Collected data entries
※

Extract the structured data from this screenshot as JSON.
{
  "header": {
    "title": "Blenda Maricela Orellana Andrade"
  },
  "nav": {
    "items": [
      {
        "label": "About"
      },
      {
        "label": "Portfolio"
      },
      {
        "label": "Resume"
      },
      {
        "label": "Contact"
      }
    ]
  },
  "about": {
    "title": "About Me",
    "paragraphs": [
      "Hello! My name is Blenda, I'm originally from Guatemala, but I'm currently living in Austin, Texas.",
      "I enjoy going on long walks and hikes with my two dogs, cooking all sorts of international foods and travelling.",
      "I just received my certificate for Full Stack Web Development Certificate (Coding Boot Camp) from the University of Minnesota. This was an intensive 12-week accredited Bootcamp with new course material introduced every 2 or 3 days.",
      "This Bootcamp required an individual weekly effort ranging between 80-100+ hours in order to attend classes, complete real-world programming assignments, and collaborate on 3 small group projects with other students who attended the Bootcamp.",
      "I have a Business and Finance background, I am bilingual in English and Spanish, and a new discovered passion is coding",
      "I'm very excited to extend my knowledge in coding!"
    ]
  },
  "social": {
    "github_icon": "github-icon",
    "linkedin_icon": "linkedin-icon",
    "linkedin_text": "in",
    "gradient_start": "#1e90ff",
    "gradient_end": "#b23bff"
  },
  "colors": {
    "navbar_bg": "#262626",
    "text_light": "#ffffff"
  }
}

※

◆ **EXERCISE REQUIREMENTS**
Return every line above in which the string "Bootcamp" occurs.

◆ **THE OUTPUT**
      "I just received my certificate for Full Stack Web Development Certificate (Coding Boot Camp) from the University of Minnesota. This was an intensive 12-week accredited Bootcamp with new course material introduced every 2 or 3 days.",
      "This Bootcamp required an individual weekly effort ranging between 80-100+ hours in order to attend classes, complete real-world programming assignments, and collaborate on 3 small group projects with other students who attended the Bootcamp.",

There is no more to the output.